*** RECORDS PROVIDED

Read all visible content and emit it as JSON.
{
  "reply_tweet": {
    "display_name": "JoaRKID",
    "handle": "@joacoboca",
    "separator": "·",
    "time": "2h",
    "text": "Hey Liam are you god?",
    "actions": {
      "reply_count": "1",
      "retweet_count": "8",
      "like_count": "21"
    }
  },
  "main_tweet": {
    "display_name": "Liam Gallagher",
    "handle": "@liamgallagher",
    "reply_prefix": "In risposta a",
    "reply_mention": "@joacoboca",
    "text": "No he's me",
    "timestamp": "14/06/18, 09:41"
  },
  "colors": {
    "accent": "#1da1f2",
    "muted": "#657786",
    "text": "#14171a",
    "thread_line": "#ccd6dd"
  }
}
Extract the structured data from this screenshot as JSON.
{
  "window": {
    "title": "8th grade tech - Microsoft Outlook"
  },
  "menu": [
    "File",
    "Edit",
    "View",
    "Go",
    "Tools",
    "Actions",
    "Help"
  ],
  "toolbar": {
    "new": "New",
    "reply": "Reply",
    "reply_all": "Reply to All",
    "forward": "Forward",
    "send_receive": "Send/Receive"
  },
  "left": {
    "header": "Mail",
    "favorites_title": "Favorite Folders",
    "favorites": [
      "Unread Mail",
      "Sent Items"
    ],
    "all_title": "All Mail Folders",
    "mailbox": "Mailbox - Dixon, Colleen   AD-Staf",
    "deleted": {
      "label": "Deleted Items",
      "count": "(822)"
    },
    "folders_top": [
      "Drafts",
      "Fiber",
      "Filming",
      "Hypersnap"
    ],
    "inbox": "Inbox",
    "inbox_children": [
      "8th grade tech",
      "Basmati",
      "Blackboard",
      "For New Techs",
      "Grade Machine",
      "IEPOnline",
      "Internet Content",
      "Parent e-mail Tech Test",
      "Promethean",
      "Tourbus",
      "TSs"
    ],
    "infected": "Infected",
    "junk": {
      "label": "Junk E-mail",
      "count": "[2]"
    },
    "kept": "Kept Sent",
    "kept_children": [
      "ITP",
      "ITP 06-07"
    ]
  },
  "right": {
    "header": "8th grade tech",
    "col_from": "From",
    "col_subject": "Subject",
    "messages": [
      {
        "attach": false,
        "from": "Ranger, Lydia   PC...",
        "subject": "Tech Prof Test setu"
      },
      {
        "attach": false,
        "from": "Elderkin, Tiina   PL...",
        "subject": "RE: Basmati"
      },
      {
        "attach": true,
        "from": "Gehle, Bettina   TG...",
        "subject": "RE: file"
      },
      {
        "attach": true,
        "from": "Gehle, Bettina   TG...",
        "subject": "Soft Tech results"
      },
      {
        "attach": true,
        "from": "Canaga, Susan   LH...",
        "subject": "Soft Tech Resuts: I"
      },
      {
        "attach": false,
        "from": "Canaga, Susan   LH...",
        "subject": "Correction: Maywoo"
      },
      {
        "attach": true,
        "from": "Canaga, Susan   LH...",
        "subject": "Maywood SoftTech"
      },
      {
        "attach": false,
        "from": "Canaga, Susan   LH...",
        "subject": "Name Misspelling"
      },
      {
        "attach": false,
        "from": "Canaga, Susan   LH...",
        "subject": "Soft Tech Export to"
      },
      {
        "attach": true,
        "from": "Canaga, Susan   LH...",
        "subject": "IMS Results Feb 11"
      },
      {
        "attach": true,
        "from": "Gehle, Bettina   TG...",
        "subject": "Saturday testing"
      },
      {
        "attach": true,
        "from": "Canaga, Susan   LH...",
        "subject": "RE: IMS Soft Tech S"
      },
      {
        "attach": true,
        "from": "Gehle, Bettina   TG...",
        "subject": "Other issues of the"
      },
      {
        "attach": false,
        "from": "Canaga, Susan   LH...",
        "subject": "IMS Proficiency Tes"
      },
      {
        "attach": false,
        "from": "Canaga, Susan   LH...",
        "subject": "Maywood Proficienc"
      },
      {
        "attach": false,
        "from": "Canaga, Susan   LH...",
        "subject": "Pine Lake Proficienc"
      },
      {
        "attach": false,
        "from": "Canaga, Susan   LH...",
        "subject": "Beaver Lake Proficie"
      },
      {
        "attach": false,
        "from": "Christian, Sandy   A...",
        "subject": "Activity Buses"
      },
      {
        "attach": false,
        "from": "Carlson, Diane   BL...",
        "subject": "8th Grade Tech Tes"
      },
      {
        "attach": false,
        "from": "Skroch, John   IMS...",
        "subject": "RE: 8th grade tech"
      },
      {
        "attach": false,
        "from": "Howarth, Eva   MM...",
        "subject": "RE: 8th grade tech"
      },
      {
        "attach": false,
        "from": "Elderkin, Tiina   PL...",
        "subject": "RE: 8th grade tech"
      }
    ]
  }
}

******

**EXERCISE TASK**
Give back the whole listing exactly as it reads.

**RESULT OF THIS TASK**
Read all visible content and emit it as JSON.
{
  "reply_tweet": {
    "display_name": "JoaRKID",
    "handle": "@joacoboca",
    "separator": "·",
    "time": "2h",
    "text": "Hey Liam are you god?",
    "actions": {
      "reply_count": "1",
      "retweet_count": "8",
      "like_count": "21"
    }
  },
  "main_tweet": {
    "display_name": "Liam Gallagher",
    "handle": "@liamgallagher",
    "reply_prefix": "In risposta a",
    "reply_mention": "@joacoboca",
    "text": "No he's me",
    "timestamp": "14/06/18, 09:41"
  },
  "colors": {
    "accent": "#1da1f2",
    "muted": "#657786",
    "text": "#14171a",
    "thread_line": "#ccd6dd"
  }
}
Extract the structured data from this screenshot as JSON.
{
  "window": {
    "title": "8th grade tech - Microsoft Outlook"
  },
  "menu": [
    "File",
    "Edit",
    "View",
    "Go",
    "Tools",
    "Actions",
    "Help"
  ],
  "toolbar": {
    "new": "New",
    "reply": "Reply",
    "reply_all": "Reply to All",
    "forward": "Forward",
    "send_receive": "Send/Receive"
  },
  "left": {
    "header": "Mail",
    "favorites_title": "Favorite Folders",
    "favorites": [
      "Unread Mail",
      "Sent Items"
    ],
    "all_title": "All Mail Folders",
    "mailbox": "Mailbox - Dixon, Colleen   AD-Staf",
    "deleted": {
      "label": "Deleted Items",
      "count": "(822)"
    },
    "folders_top": [
      "Drafts",
      "Fiber",
      "Filming",
      "Hypersnap"
    ],
    "inbox": "Inbox",
    "inbox_children": [
      "8th grade tech",
      "Basmati",
      "Blackboard",
      "For New Techs",
      "Grade Machine",
      "IEPOnline",
      "Internet Content",
      "Parent e-mail Tech Test",
      "Promethean",
      "Tourbus",
      "TSs"
    ],
    "infected": "Infected",
    "junk": {
      "label": "Junk E-mail",
      "count": "[2]"
    },
    "kept": "Kept Sent",
    "kept_children": [
      "ITP",
      "ITP 06-07"
    ]
  },
  "right": {
    "header": "8th grade tech",
    "col_from": "From",
    "col_subject": "Subject",
    "messages": [
      {
        "attach": false,
        "from": "Ranger, Lydia   PC...",
        "subject": "Tech Prof Test setu"
      },
      {
        "attach": false,
        "from": "Elderkin, Tiina   PL...",
        "subject": "RE: Basmati"
      },
      {
        "attach": true,
        "from": "Gehle, Bettina   TG...",
        "subject": "RE: file"
      },
      {
        "attach": true,
        "from": "Gehle, Bettina   TG...",
        "subject": "Soft Tech results"
      },
      {
        "attach": true,
        "from": "Canaga, Susan   LH...",
        "subject": "Soft Tech Resuts: I"
      },
      {
        "attach": false,
        "from": "Canaga, Susan   LH...",
        "subject": "Correction: Maywoo"
      },
      {
        "attach": true,
        "from": "Canaga, Susan   LH...",
        "subject": "Maywood SoftTech"
      },
      {
        "attach": false,
        "from": "Canaga, Susan   LH...",
        "subject": "Name Misspelling"
      },
      {
        "attach": false,
        "from": "Canaga, Susan   LH...",
        "subject": "Soft Tech Export to"
      },
      {
        "attach": true,
        "from": "Canaga, Susan   LH...",
        "subject": "IMS Results Feb 11"
      },
      {
        "attach": true,
        "from": "Gehle, Bettina   TG...",
        "subject": "Saturday testing"
      },
      {
        "attach": true,
        "from": "Canaga, Susan   LH...",
        "subject": "RE: IMS Soft Tech S"
      },
      {
        "attach": true,
        "from": "Gehle, Bettina   TG...",
        "subject": "Other issues of the"
      },
      {
        "attach": false,
        "from": "Canaga, Susan   LH...",
        "subject": "IMS Proficiency Tes"
      },
      {
        "attach": false,
        "from": "Canaga, Susan   LH...",
        "subject": "Maywood Proficienc"
      },
      {
        "attach": false,
        "from": "Canaga, Susan   LH...",
        "subject": "Pine Lake Proficienc"
      },
      {
        "attach": false,
        "from": "Canaga, Susan   LH...",
        "subject": "Beaver Lake Proficie"
      },
      {
        "attach": false,
        "from": "Christian, Sandy   A...",
        "subject": "Activity Buses"
      },
      {
        "attach": false,
        "from": "Carlson, Diane   BL...",
        "subject": "8th Grade Tech Tes"
      },
      {
        "attach": false,
        "from": "Skroch, John   IMS...",
        "subject": "RE: 8th grade tech"
      },
      {
        "attach": false,
        "from": "Howarth, Eva   MM...",
        "subject": "RE: 8th grade tech"
      },
      {
        "attach": false,
        "from": "Elderkin, Tiina   PL...",
        "subject": "RE: 8th grade tech"
      }
    ]
  }
}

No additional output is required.